Figure dataset records

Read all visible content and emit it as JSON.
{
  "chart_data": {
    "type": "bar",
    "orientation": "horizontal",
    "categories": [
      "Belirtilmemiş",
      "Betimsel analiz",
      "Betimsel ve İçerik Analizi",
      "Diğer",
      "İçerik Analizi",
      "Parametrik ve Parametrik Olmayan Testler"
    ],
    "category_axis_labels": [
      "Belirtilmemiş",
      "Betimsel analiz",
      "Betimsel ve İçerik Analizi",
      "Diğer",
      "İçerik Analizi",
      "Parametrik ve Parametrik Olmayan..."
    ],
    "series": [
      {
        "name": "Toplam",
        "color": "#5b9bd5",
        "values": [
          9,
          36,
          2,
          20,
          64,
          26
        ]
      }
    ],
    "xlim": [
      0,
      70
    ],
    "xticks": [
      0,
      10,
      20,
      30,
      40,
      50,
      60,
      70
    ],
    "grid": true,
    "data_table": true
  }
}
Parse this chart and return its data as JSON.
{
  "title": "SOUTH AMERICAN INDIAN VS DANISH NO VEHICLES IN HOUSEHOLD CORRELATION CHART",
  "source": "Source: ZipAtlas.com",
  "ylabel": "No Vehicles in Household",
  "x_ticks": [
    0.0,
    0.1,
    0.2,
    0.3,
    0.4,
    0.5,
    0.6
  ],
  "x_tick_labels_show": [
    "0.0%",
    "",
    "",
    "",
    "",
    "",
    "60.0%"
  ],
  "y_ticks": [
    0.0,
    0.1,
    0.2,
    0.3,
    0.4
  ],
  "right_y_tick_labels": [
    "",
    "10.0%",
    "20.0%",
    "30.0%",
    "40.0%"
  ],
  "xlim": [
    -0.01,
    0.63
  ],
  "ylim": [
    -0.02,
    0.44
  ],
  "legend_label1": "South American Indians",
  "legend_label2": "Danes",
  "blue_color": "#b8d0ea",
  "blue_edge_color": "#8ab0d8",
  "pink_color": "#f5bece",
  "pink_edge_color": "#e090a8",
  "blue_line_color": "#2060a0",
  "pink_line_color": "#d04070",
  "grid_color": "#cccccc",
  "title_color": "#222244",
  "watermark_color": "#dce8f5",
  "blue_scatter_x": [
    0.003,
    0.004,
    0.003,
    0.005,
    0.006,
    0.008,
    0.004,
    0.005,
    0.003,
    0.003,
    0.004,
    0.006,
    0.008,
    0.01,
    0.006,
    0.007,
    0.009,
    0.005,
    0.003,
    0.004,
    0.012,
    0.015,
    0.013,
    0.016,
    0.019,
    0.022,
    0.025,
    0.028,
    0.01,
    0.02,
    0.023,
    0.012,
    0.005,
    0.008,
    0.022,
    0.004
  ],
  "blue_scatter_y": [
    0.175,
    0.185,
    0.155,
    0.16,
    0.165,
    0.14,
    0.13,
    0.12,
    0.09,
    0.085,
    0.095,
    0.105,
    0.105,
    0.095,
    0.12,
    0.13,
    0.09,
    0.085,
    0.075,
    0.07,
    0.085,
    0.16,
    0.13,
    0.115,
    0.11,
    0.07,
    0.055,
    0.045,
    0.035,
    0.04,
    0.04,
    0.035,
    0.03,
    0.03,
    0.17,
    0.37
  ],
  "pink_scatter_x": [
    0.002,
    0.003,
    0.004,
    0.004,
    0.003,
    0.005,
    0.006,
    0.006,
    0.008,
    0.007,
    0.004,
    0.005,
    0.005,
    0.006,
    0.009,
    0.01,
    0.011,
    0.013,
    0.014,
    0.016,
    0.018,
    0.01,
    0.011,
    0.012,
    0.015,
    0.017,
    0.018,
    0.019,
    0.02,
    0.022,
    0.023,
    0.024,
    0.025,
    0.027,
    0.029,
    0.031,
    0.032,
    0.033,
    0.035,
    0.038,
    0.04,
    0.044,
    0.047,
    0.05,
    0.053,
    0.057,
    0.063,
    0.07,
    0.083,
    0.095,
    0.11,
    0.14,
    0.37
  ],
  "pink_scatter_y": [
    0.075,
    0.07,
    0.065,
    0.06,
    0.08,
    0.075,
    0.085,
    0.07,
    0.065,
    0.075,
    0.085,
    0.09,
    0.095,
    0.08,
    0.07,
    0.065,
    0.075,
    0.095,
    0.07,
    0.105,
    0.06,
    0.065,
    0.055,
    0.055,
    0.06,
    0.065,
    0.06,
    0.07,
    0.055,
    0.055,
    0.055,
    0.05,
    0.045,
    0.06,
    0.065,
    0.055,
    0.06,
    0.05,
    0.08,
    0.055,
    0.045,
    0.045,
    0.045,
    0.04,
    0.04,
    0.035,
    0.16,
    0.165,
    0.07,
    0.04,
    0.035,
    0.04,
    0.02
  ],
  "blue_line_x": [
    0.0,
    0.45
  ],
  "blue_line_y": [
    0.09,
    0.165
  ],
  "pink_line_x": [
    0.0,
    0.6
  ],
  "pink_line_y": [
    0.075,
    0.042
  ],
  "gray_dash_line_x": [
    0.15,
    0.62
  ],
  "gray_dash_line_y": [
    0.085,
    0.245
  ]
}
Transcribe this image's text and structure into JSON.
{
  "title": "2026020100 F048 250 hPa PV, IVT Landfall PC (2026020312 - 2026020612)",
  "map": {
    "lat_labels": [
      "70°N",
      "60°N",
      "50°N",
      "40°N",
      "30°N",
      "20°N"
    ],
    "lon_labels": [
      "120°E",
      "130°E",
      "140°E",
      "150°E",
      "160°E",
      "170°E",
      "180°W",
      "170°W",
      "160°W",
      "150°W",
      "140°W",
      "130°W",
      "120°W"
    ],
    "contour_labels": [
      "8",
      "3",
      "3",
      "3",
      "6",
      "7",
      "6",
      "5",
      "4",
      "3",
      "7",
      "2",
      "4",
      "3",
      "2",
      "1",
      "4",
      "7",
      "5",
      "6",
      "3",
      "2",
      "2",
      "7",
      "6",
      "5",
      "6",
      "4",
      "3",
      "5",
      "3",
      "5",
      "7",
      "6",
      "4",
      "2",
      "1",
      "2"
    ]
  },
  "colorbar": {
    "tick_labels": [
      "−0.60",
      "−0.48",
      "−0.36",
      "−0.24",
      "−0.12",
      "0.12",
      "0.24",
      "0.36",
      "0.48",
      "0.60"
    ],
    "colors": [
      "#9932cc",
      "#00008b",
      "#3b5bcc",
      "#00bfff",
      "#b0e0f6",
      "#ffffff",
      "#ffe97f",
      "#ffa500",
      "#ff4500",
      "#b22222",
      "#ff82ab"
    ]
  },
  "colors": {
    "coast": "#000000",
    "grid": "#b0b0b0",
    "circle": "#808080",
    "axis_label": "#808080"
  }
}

■ Directions ■
Find every line in the records above that holds the word "Parametrik", and copy each one.

■ Exercise result ■
      "Parametrik ve Parametrik Olmayan Testler"
      "Parametrik ve Parametrik Olmayan..."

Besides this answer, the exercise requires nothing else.